[A run of records]

———

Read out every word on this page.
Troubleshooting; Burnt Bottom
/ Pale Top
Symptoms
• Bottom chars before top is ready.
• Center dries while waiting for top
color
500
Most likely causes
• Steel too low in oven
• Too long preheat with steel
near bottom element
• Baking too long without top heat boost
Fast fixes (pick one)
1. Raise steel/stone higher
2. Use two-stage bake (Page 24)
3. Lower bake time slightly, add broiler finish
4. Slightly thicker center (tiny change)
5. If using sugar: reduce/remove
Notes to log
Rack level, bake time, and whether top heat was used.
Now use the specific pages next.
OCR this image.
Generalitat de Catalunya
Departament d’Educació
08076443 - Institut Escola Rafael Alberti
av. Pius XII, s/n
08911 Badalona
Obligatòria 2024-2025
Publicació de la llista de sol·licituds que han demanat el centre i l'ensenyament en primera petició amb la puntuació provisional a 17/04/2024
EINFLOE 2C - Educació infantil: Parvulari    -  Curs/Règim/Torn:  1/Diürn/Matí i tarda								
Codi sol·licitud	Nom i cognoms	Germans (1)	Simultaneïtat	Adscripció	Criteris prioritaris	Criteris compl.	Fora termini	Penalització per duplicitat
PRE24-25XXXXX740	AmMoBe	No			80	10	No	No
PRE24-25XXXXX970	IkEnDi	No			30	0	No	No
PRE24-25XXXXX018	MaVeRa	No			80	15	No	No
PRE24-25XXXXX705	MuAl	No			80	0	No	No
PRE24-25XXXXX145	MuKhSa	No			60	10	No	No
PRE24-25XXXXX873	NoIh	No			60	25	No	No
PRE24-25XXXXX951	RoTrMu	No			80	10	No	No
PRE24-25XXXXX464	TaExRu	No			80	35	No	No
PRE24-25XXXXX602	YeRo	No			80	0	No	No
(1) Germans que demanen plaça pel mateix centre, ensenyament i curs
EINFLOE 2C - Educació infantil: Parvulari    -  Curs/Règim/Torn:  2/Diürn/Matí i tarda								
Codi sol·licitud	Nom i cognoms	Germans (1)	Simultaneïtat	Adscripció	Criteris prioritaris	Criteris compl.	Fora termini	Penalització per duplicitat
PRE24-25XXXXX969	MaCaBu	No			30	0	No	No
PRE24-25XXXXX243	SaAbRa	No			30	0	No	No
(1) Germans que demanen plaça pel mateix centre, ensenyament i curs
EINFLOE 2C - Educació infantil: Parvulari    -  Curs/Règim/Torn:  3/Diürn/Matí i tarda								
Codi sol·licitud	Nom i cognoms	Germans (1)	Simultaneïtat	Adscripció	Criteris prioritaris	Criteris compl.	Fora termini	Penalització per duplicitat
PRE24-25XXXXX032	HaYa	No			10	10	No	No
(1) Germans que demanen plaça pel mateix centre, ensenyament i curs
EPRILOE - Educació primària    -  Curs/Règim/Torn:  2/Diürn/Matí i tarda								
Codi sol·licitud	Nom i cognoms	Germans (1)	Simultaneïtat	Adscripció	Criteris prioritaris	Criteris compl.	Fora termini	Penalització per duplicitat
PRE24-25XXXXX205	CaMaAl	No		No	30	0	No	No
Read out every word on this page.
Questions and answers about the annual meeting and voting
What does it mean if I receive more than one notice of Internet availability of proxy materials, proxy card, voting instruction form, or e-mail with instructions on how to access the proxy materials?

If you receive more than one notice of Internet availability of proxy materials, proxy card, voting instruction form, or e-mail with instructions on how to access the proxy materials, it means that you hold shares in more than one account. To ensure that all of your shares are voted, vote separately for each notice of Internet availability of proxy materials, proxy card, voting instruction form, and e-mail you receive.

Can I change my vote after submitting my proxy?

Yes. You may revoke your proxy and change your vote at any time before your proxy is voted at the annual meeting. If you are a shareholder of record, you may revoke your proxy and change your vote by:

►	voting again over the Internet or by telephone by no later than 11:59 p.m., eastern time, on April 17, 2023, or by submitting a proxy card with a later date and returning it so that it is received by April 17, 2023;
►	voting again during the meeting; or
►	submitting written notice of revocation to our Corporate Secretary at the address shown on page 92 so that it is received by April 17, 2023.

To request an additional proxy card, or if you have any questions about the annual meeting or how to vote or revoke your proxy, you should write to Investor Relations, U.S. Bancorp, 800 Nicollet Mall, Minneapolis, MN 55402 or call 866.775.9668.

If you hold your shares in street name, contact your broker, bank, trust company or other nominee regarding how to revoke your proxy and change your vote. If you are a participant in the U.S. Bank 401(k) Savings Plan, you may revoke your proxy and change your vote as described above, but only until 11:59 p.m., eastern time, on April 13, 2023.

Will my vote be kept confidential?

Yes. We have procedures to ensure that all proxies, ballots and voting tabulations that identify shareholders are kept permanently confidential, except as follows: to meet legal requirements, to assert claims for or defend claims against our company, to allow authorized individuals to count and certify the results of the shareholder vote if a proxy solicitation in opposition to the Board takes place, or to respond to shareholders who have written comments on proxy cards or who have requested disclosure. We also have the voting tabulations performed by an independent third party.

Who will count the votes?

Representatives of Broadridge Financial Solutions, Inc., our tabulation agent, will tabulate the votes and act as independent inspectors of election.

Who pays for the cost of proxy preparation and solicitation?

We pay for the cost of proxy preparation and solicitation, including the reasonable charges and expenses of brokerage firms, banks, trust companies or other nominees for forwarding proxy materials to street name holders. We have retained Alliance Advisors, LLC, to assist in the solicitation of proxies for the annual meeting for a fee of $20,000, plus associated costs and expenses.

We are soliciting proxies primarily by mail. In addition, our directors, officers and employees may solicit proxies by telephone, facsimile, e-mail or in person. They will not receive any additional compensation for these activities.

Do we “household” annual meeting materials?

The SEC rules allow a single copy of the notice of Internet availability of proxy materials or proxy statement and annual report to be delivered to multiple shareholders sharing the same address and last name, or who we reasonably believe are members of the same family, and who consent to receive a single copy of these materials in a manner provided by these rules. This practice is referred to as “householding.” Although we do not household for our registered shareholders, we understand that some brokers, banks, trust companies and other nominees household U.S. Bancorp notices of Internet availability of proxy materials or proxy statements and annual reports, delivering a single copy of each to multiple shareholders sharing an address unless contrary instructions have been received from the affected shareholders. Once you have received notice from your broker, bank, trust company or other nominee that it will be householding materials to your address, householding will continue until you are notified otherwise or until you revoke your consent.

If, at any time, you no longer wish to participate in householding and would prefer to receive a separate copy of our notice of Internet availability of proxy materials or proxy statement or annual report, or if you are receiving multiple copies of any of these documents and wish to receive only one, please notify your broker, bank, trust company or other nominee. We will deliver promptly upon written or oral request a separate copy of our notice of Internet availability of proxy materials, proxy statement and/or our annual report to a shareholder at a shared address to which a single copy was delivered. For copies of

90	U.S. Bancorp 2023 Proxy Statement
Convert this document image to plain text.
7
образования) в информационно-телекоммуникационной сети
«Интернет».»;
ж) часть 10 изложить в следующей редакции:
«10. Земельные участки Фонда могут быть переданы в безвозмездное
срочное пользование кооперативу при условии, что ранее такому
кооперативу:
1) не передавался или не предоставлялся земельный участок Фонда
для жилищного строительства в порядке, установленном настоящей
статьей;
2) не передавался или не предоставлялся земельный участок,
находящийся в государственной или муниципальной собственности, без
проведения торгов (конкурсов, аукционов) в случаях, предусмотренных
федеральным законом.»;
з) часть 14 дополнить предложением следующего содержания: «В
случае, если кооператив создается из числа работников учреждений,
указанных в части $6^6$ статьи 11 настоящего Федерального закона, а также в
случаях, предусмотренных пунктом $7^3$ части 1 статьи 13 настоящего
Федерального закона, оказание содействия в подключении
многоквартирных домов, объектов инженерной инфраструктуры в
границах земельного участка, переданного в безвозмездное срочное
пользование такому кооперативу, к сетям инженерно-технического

———

• **To be done**
Output the data above exactly, please, line for line.

• **Answer to the task**
Read out every word on this page.
Troubleshooting; Burnt Bottom
/ Pale Top
Symptoms
• Bottom chars before top is ready.
• Center dries while waiting for top
color
500
Most likely causes
• Steel too low in oven
• Too long preheat with steel
near bottom element
• Baking too long without top heat boost
Fast fixes (pick one)
1. Raise steel/stone higher
2. Use two-stage bake (Page 24)
3. Lower bake time slightly, add broiler finish
4. Slightly thicker center (tiny change)
5. If using sugar: reduce/remove
Notes to log
Rack level, bake time, and whether top heat was used.
Now use the specific pages next.
OCR this image.
Generalitat de Catalunya
Departament d’Educació
08076443 - Institut Escola Rafael Alberti
av. Pius XII, s/n
08911 Badalona
Obligatòria 2024-2025
Publicació de la llista de sol·licituds que han demanat el centre i l'ensenyament en primera petició amb la puntuació provisional a 17/04/2024
EINFLOE 2C - Educació infantil: Parvulari    -  Curs/Règim/Torn:  1/Diürn/Matí i tarda								
Codi sol·licitud	Nom i cognoms	Germans (1)	Simultaneïtat	Adscripció	Criteris prioritaris	Criteris compl.	Fora termini	Penalització per duplicitat
PRE24-25XXXXX740	AmMoBe	No			80	10	No	No
PRE24-25XXXXX970	IkEnDi	No			30	0	No	No
PRE24-25XXXXX018	MaVeRa	No			80	15	No	No
PRE24-25XXXXX705	MuAl	No			80	0	No	No
PRE24-25XXXXX145	MuKhSa	No			60	10	No	No
PRE24-25XXXXX873	NoIh	No			60	25	No	No
PRE24-25XXXXX951	RoTrMu	No			80	10	No	No
PRE24-25XXXXX464	TaExRu	No			80	35	No	No
PRE24-25XXXXX602	YeRo	No			80	0	No	No
(1) Germans que demanen plaça pel mateix centre, ensenyament i curs
EINFLOE 2C - Educació infantil: Parvulari    -  Curs/Règim/Torn:  2/Diürn/Matí i tarda								
Codi sol·licitud	Nom i cognoms	Germans (1)	Simultaneïtat	Adscripció	Criteris prioritaris	Criteris compl.	Fora termini	Penalització per duplicitat
PRE24-25XXXXX969	MaCaBu	No			30	0	No	No
PRE24-25XXXXX243	SaAbRa	No			30	0	No	No
(1) Germans que demanen plaça pel mateix centre, ensenyament i curs
EINFLOE 2C - Educació infantil: Parvulari    -  Curs/Règim/Torn:  3/Diürn/Matí i tarda								
Codi sol·licitud	Nom i cognoms	Germans (1)	Simultaneïtat	Adscripció	Criteris prioritaris	Criteris compl.	Fora termini	Penalització per duplicitat
PRE24-25XXXXX032	HaYa	No			10	10	No	No
(1) Germans que demanen plaça pel mateix centre, ensenyament i curs
EPRILOE - Educació primària    -  Curs/Règim/Torn:  2/Diürn/Matí i tarda								
Codi sol·licitud	Nom i cognoms	Germans (1)	Simultaneïtat	Adscripció	Criteris prioritaris	Criteris compl.	Fora termini	Penalització per duplicitat
PRE24-25XXXXX205	CaMaAl	No		No	30	0	No	No
Read out every word on this page.
Questions and answers about the annual meeting and voting
What does it mean if I receive more than one notice of Internet availability of proxy materials, proxy card, voting instruction form, or e-mail with instructions on how to access the proxy materials?

If you receive more than one notice of Internet availability of proxy materials, proxy card, voting instruction form, or e-mail with instructions on how to access the proxy materials, it means that you hold shares in more than one account. To ensure that all of your shares are voted, vote separately for each notice of Internet availability of proxy materials, proxy card, voting instruction form, and e-mail you receive.

Can I change my vote after submitting my proxy?

Yes. You may revoke your proxy and change your vote at any time before your proxy is voted at the annual meeting. If you are a shareholder of record, you may revoke your proxy and change your vote by:

►	voting again over the Internet or by telephone by no later than 11:59 p.m., eastern time, on April 17, 2023, or by submitting a proxy card with a later date and returning it so that it is received by April 17, 2023;
►	voting again during the meeting; or
►	submitting written notice of revocation to our Corporate Secretary at the address shown on page 92 so that it is received by April 17, 2023.

To request an additional proxy card, or if you have any questions about the annual meeting or how to vote or revoke your proxy, you should write to Investor Relations, U.S. Bancorp, 800 Nicollet Mall, Minneapolis, MN 55402 or call 866.775.9668.

If you hold your shares in street name, contact your broker, bank, trust company or other nominee regarding how to revoke your proxy and change your vote. If you are a participant in the U.S. Bank 401(k) Savings Plan, you may revoke your proxy and change your vote as described above, but only until 11:59 p.m., eastern time, on April 13, 2023.

Will my vote be kept confidential?

Yes. We have procedures to ensure that all proxies, ballots and voting tabulations that identify shareholders are kept permanently confidential, except as follows: to meet legal requirements, to assert claims for or defend claims against our company, to allow authorized individuals to count and certify the results of the shareholder vote if a proxy solicitation in opposition to the Board takes place, or to respond to shareholders who have written comments on proxy cards or who have requested disclosure. We also have the voting tabulations performed by an independent third party.

Who will count the votes?

Representatives of Broadridge Financial Solutions, Inc., our tabulation agent, will tabulate the votes and act as independent inspectors of election.

Who pays for the cost of proxy preparation and solicitation?

We pay for the cost of proxy preparation and solicitation, including the reasonable charges and expenses of brokerage firms, banks, trust companies or other nominees for forwarding proxy materials to street name holders. We have retained Alliance Advisors, LLC, to assist in the solicitation of proxies for the annual meeting for a fee of $20,000, plus associated costs and expenses.

We are soliciting proxies primarily by mail. In addition, our directors, officers and employees may solicit proxies by telephone, facsimile, e-mail or in person. They will not receive any additional compensation for these activities.

Do we “household” annual meeting materials?

The SEC rules allow a single copy of the notice of Internet availability of proxy materials or proxy statement and annual report to be delivered to multiple shareholders sharing the same address and last name, or who we reasonably believe are members of the same family, and who consent to receive a single copy of these materials in a manner provided by these rules. This practice is referred to as “householding.” Although we do not household for our registered shareholders, we understand that some brokers, banks, trust companies and other nominees household U.S. Bancorp notices of Internet availability of proxy materials or proxy statements and annual reports, delivering a single copy of each to multiple shareholders sharing an address unless contrary instructions have been received from the affected shareholders. Once you have received notice from your broker, bank, trust company or other nominee that it will be householding materials to your address, householding will continue until you are notified otherwise or until you revoke your consent.

If, at any time, you no longer wish to participate in householding and would prefer to receive a separate copy of our notice of Internet availability of proxy materials or proxy statement or annual report, or if you are receiving multiple copies of any of these documents and wish to receive only one, please notify your broker, bank, trust company or other nominee. We will deliver promptly upon written or oral request a separate copy of our notice of Internet availability of proxy materials, proxy statement and/or our annual report to a shareholder at a shared address to which a single copy was delivered. For copies of

90	U.S. Bancorp 2023 Proxy Statement
Convert this document image to plain text.
7
образования) в информационно-телекоммуникационной сети
«Интернет».»;
ж) часть 10 изложить в следующей редакции:
«10. Земельные участки Фонда могут быть переданы в безвозмездное
срочное пользование кооперативу при условии, что ранее такому
кооперативу:
1) не передавался или не предоставлялся земельный участок Фонда
для жилищного строительства в порядке, установленном настоящей
статьей;
2) не передавался или не предоставлялся земельный участок,
находящийся в государственной или муниципальной собственности, без
проведения торгов (конкурсов, аукционов) в случаях, предусмотренных
федеральным законом.»;
з) часть 14 дополнить предложением следующего содержания: «В
случае, если кооператив создается из числа работников учреждений,
указанных в части $6^6$ статьи 11 настоящего Федерального закона, а также в
случаях, предусмотренных пунктом $7^3$ части 1 статьи 13 настоящего
Федерального закона, оказание содействия в подключении
многоквартирных домов, объектов инженерной инфраструктуры в
границах земельного участка, переданного в безвозмездное срочное
пользование такому кооперативу, к сетям инженерно-технического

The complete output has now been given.